• WHAT THE TASK REQUIRES:
Find the number of lines below in which the word "background" appears, and write that number only.

Figure data in JSON:
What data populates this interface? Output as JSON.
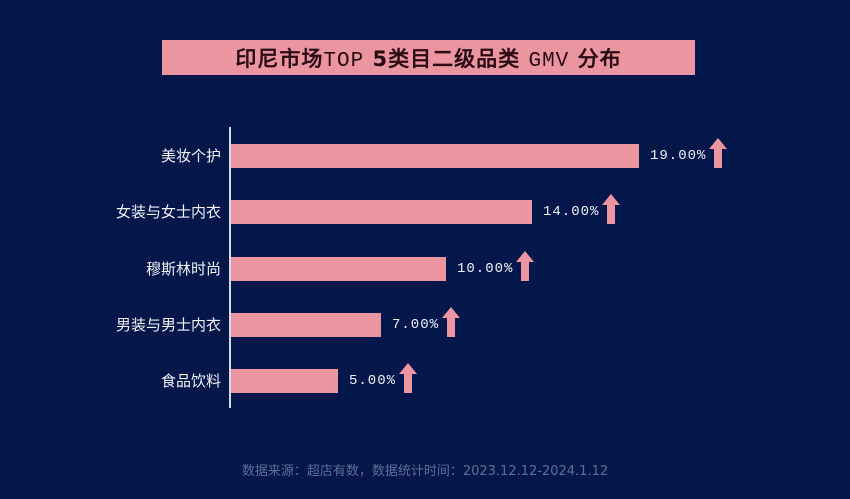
{
  "title": {
    "cn_prefix": "印尼市场",
    "mono_a": "TOP",
    "mid": "5类目二级品类",
    "mono_b": "GMV",
    "cn_suffix": "分布"
  },
  "footer": "数据来源：超店有数，数据统计时间：2023.12.12-2024.1.12",
  "colors": {
    "background": "#03164a",
    "bar": "#ec95a0",
    "title_bg": "#ea95a0",
    "label": "#f1f3f8",
    "footer": "#5d6d98"
  },
  "chart_data": {
    "type": "bar",
    "orientation": "horizontal",
    "title": "印尼市场TOP 5类目二级品类 GMV 分布",
    "categories": [
      "美妆个护",
      "女装与女士内衣",
      "穆斯林时尚",
      "男装与男士内衣",
      "食品饮料"
    ],
    "values": [
      19.0,
      14.0,
      10.0,
      7.0,
      5.0
    ],
    "value_labels": [
      "19.00%",
      "14.00%",
      "10.00%",
      "7.00%",
      "5.00%"
    ],
    "trend": [
      "up",
      "up",
      "up",
      "up",
      "up"
    ],
    "xlabel": "",
    "ylabel": "",
    "grid": false,
    "legend": null,
    "source_note": "数据来源：超店有数，数据统计时间：2023.12.12-2024.1.12"
  }
}
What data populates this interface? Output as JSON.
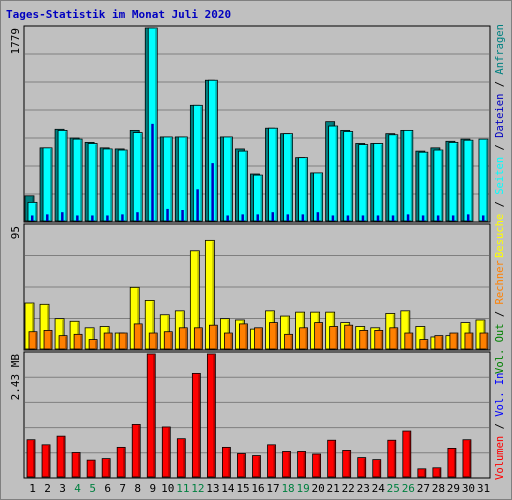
{
  "title": "Tages-Statistik im Monat Juli 2020",
  "colors": {
    "background": "#c0c0c0",
    "panel": "#c0c0c0",
    "grid": "#7f7f7f",
    "frame": "#000000",
    "title": "#0000c0",
    "anfragen": "#008080",
    "anfragen_dark": "#006060",
    "dateien": "#00ffff",
    "seiten": "#0000c0",
    "besuche": "#ffff00",
    "rechner": "#ff8000",
    "vol_in": "#0000ff",
    "vol_out": "#008000",
    "volumen": "#ff0000",
    "weekend_day": "#008040",
    "weekday": "#000000"
  },
  "axis_max_labels": {
    "top": "1779",
    "middle": "95",
    "bottom": "2.43 MB"
  },
  "right_legend": {
    "top": [
      "Anfragen",
      "Dateien",
      "Seiten",
      "Besuche"
    ],
    "middle": [
      "Rechner",
      "Vol. Out"
    ],
    "bottom": [
      "Vol. In",
      "Volumen"
    ],
    "separator": " / "
  },
  "chart_data": {
    "type": "bar",
    "categories": [
      "1",
      "2",
      "3",
      "4",
      "5",
      "6",
      "7",
      "8",
      "9",
      "10",
      "11",
      "12",
      "13",
      "14",
      "15",
      "16",
      "17",
      "18",
      "19",
      "20",
      "21",
      "22",
      "23",
      "24",
      "25",
      "26",
      "27",
      "28",
      "29",
      "30",
      "31"
    ],
    "weekend_days": [
      "4",
      "5",
      "11",
      "12",
      "18",
      "19",
      "25",
      "26"
    ],
    "panels": [
      {
        "name": "top",
        "ylim": [
          0,
          1779
        ],
        "series": [
          {
            "name": "Anfragen",
            "values": [
              240,
              680,
              850,
              770,
              730,
              680,
              670,
              840,
              1779,
              780,
              780,
              1070,
              1300,
              780,
              670,
              440,
              860,
              810,
              590,
              450,
              920,
              840,
              720,
              720,
              810,
              840,
              650,
              680,
              740,
              760,
              0
            ]
          },
          {
            "name": "Dateien",
            "values": [
              180,
              680,
              840,
              760,
              720,
              670,
              660,
              820,
              1779,
              780,
              780,
              1070,
              1300,
              780,
              650,
              430,
              860,
              810,
              590,
              450,
              880,
              830,
              710,
              720,
              800,
              840,
              640,
              660,
              730,
              750,
              760
            ]
          },
          {
            "name": "Seiten",
            "values": [
              60,
              70,
              90,
              60,
              60,
              60,
              70,
              90,
              900,
              120,
              110,
              300,
              540,
              60,
              70,
              70,
              90,
              70,
              70,
              90,
              60,
              60,
              60,
              60,
              60,
              70,
              60,
              60,
              60,
              70,
              60
            ]
          }
        ]
      },
      {
        "name": "middle",
        "ylim": [
          0,
          95
        ],
        "series": [
          {
            "name": "Besuche",
            "values": [
              36,
              35,
              24,
              22,
              17,
              18,
              13,
              48,
              38,
              27,
              30,
              76,
              84,
              24,
              23,
              16,
              30,
              26,
              29,
              29,
              29,
              21,
              18,
              17,
              28,
              30,
              18,
              10,
              11,
              21,
              23
            ]
          },
          {
            "name": "Rechner",
            "values": [
              14,
              15,
              11,
              12,
              8,
              13,
              13,
              20,
              13,
              14,
              17,
              17,
              19,
              13,
              20,
              17,
              21,
              12,
              17,
              21,
              18,
              19,
              15,
              15,
              17,
              13,
              8,
              11,
              13,
              13,
              13
            ]
          }
        ]
      },
      {
        "name": "bottom",
        "ylim": [
          0,
          2.43
        ],
        "unit": "MB",
        "series": [
          {
            "name": "Volumen",
            "values": [
              0.75,
              0.65,
              0.82,
              0.5,
              0.35,
              0.38,
              0.6,
              1.05,
              2.43,
              1.0,
              0.77,
              2.05,
              2.43,
              0.6,
              0.48,
              0.44,
              0.65,
              0.52,
              0.52,
              0.47,
              0.74,
              0.54,
              0.4,
              0.36,
              0.74,
              0.92,
              0.18,
              0.2,
              0.58,
              0.75,
              0.0
            ]
          }
        ]
      }
    ]
  }
}
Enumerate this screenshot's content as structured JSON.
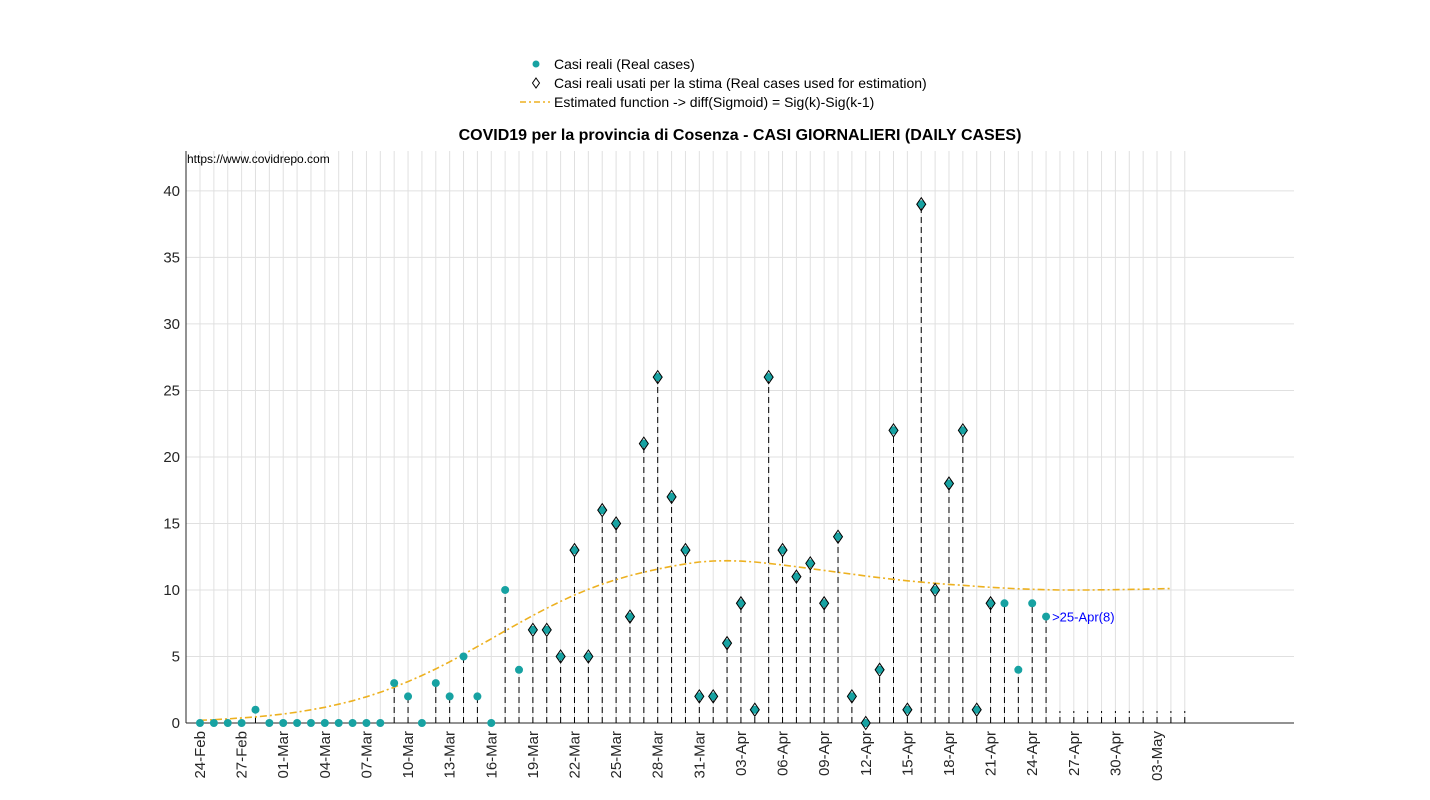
{
  "chart_data": {
    "type": "scatter",
    "title": "COVID19 per la provincia di Cosenza - CASI GIORNALIERI (DAILY CASES)",
    "source_text": "https://www.covidrepo.com",
    "xlabel": "",
    "ylabel": "",
    "ylim": [
      0,
      43
    ],
    "yticks": [
      0,
      5,
      10,
      15,
      20,
      25,
      30,
      35,
      40
    ],
    "grid": true,
    "legend_position": "top-center-outside",
    "x_dates": [
      "24-Feb",
      "25-Feb",
      "26-Feb",
      "27-Feb",
      "28-Feb",
      "29-Feb",
      "01-Mar",
      "02-Mar",
      "03-Mar",
      "04-Mar",
      "05-Mar",
      "06-Mar",
      "07-Mar",
      "08-Mar",
      "09-Mar",
      "10-Mar",
      "11-Mar",
      "12-Mar",
      "13-Mar",
      "14-Mar",
      "15-Mar",
      "16-Mar",
      "17-Mar",
      "18-Mar",
      "19-Mar",
      "20-Mar",
      "21-Mar",
      "22-Mar",
      "23-Mar",
      "24-Mar",
      "25-Mar",
      "26-Mar",
      "27-Mar",
      "28-Mar",
      "29-Mar",
      "30-Mar",
      "31-Mar",
      "01-Apr",
      "02-Apr",
      "03-Apr",
      "04-Apr",
      "05-Apr",
      "06-Apr",
      "07-Apr",
      "08-Apr",
      "09-Apr",
      "10-Apr",
      "11-Apr",
      "12-Apr",
      "13-Apr",
      "14-Apr",
      "15-Apr",
      "16-Apr",
      "17-Apr",
      "18-Apr",
      "19-Apr",
      "20-Apr",
      "21-Apr",
      "22-Apr",
      "23-Apr",
      "24-Apr",
      "25-Apr",
      "26-Apr",
      "27-Apr",
      "28-Apr",
      "29-Apr",
      "30-Apr",
      "01-May",
      "02-May",
      "03-May",
      "04-May",
      "05-May"
    ],
    "x_tick_labels": [
      "24-Feb",
      "27-Feb",
      "01-Mar",
      "04-Mar",
      "07-Mar",
      "10-Mar",
      "13-Mar",
      "16-Mar",
      "19-Mar",
      "22-Mar",
      "25-Mar",
      "28-Mar",
      "31-Mar",
      "03-Apr",
      "06-Apr",
      "09-Apr",
      "12-Apr",
      "15-Apr",
      "18-Apr",
      "21-Apr",
      "24-Apr",
      "27-Apr",
      "30-Apr",
      "03-May"
    ],
    "series": [
      {
        "name": "Casi reali (Real cases)",
        "marker": "circle",
        "color": "#17a2a2",
        "values": [
          0,
          0,
          0,
          0,
          1,
          0,
          0,
          0,
          0,
          0,
          0,
          0,
          0,
          0,
          3,
          2,
          0,
          3,
          2,
          5,
          2,
          0,
          10,
          4,
          7,
          7,
          5,
          13,
          5,
          16,
          15,
          8,
          21,
          26,
          17,
          13,
          2,
          2,
          6,
          9,
          1,
          26,
          13,
          11,
          12,
          9,
          14,
          2,
          0,
          4,
          22,
          1,
          39,
          10,
          18,
          22,
          1,
          9,
          9,
          4,
          9,
          8
        ]
      },
      {
        "name": "Casi reali usati per la stima (Real cases used for estimation)",
        "marker": "diamond",
        "color": "#000000",
        "start_index": 24,
        "values": [
          7,
          7,
          5,
          13,
          5,
          16,
          15,
          8,
          21,
          26,
          17,
          13,
          2,
          2,
          6,
          9,
          1,
          26,
          13,
          11,
          12,
          9,
          14,
          2,
          0,
          4,
          22,
          1,
          39,
          10,
          18,
          22,
          1,
          9
        ]
      },
      {
        "name": "Estimated function -> diff(Sigmoid) = Sig(k)-Sig(k-1)",
        "line_style": "dash-dot",
        "color": "#edb120",
        "values": [
          0.2,
          0.25,
          0.31,
          0.38,
          0.46,
          0.56,
          0.68,
          0.82,
          0.99,
          1.18,
          1.41,
          1.67,
          1.97,
          2.31,
          2.69,
          3.11,
          3.57,
          4.07,
          4.6,
          5.16,
          5.74,
          6.33,
          6.92,
          7.51,
          8.08,
          8.63,
          9.14,
          9.62,
          10.05,
          10.44,
          10.78,
          11.08,
          11.34,
          11.57,
          11.78,
          11.96,
          12.1,
          12.18,
          12.2,
          12.17,
          12.1,
          12.0,
          11.88,
          11.75,
          11.61,
          11.47,
          11.33,
          11.19,
          11.05,
          10.92,
          10.8,
          10.69,
          10.59,
          10.5,
          10.42,
          10.35,
          10.27,
          10.2,
          10.14,
          10.09,
          10.05,
          10.02,
          10.0,
          10.0,
          10.0,
          10.01,
          10.02,
          10.04,
          10.06,
          10.09,
          10.11
        ]
      }
    ],
    "annotations": [
      {
        "text": ">25-Apr(8)",
        "x": "25-Apr",
        "y": 8,
        "color": "#0000ff"
      }
    ]
  }
}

• ANSWER TO THIS EXERCISE:
2